| CO ZROBIĆ |
Powtórz bez zmian wszystkie wiersze od tego, który zawiera „- x-tick-label: Silica”, aż po ten, który zawiera „- y-tick-label: 2,000: [11, 272, 39, 284]”, łącznie z oboma.

************

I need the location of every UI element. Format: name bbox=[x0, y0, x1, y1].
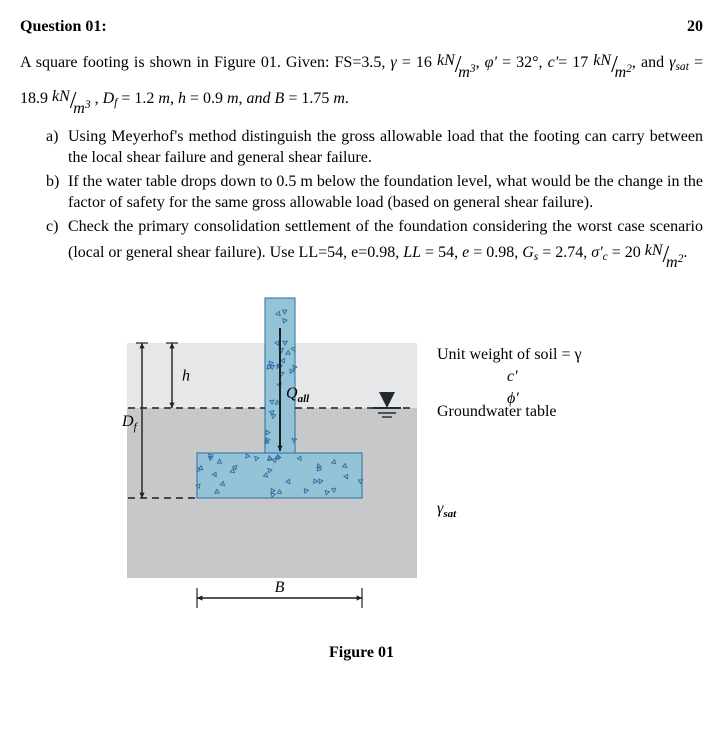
part-b: b) If the water table drops down to 0.5 … bbox=[46, 171, 703, 214]
svg-text:h: h bbox=[182, 367, 190, 384]
question-parts: a) Using Meyerhof's method distinguish t… bbox=[20, 126, 703, 274]
figure-caption: Figure 01 bbox=[20, 642, 703, 664]
part-c-text: Check the primary consolidation settleme… bbox=[68, 216, 703, 274]
figure-01: DfhQallBUnit weight of soil = γc'ϕ'Groun… bbox=[20, 298, 703, 664]
part-c-label: c) bbox=[46, 216, 68, 274]
svg-text:Groundwater table: Groundwater table bbox=[437, 403, 557, 420]
question-title: Question 01: bbox=[20, 16, 107, 38]
part-a-label: a) bbox=[46, 126, 68, 169]
question-intro: A square footing is shown in Figure 01. … bbox=[20, 48, 703, 120]
part-b-label: b) bbox=[46, 171, 68, 214]
svg-text:γsat: γsat bbox=[437, 500, 457, 520]
question-header: Question 01: 20 bbox=[20, 16, 703, 38]
part-a-text: Using Meyerhof's method distinguish the … bbox=[68, 126, 703, 169]
svg-text:B: B bbox=[274, 579, 284, 596]
svg-text:c': c' bbox=[507, 368, 518, 385]
question-marks: 20 bbox=[687, 16, 703, 38]
part-b-text: If the water table drops down to 0.5 m b… bbox=[68, 171, 703, 214]
part-c: c) Check the primary consolidation settl… bbox=[46, 216, 703, 274]
svg-text:Unit weight of soil = γ: Unit weight of soil = γ bbox=[437, 346, 582, 363]
figure-svg: DfhQallBUnit weight of soil = γc'ϕ'Groun… bbox=[82, 298, 642, 628]
part-a: a) Using Meyerhof's method distinguish t… bbox=[46, 126, 703, 169]
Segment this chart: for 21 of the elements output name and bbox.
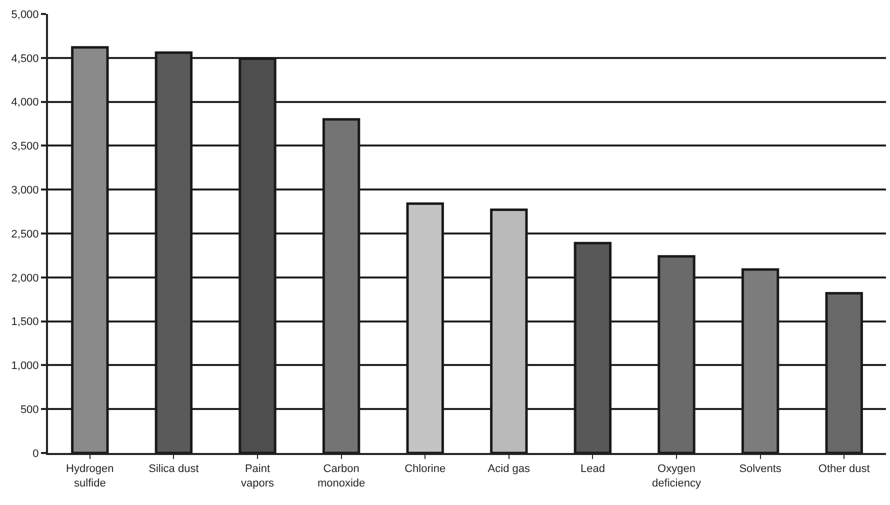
- x-tick-label: Silica dust: [148, 463, 199, 476]
- y-tick-label: 3,000: [11, 184, 39, 196]
- y-tick-label: 5,000: [11, 8, 39, 21]
- x-tick-label: Oxygen deficiency: [652, 463, 702, 490]
- y-tick-label: 0: [32, 448, 39, 460]
- y-tick-label: 2,000: [11, 272, 39, 284]
- y-tick-label: 1,000: [11, 360, 39, 372]
- y-tick-label: 1,500: [11, 316, 39, 328]
- y-tick-label: 2,500: [11, 228, 39, 240]
- x-tick-label: Acid gas: [488, 463, 530, 476]
- x-tick-label: Solvents: [739, 463, 782, 476]
- x-tick-label: Paint vapors: [240, 463, 274, 490]
- x-tick-label: Lead: [580, 463, 605, 476]
- x-tick-label: Hydrogen sulfide: [66, 463, 114, 490]
- x-tick-label: Chlorine: [404, 463, 446, 476]
- y-tick-label: 500: [20, 404, 39, 416]
- x-tick-label: Carbon monoxide: [317, 463, 366, 490]
- y-tick-label: 4,000: [11, 96, 39, 109]
- x-tick-label: Other dust: [818, 463, 870, 476]
- y-tick-label: 3,500: [11, 140, 39, 153]
- y-tick-label: 4,500: [11, 52, 39, 65]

************

| ODPOWIEDŹ DO ZADANIA |
- x-tick-label: Silica dust: [148, 463, 199, 476]
- y-tick-label: 3,000: [11, 184, 39, 196]
- y-tick-label: 5,000: [11, 8, 39, 21]
- x-tick-label: Oxygen deficiency: [652, 463, 702, 490]
- y-tick-label: 0: [32, 448, 39, 460]
- y-tick-label: 2,000: [11, 272, 39, 284]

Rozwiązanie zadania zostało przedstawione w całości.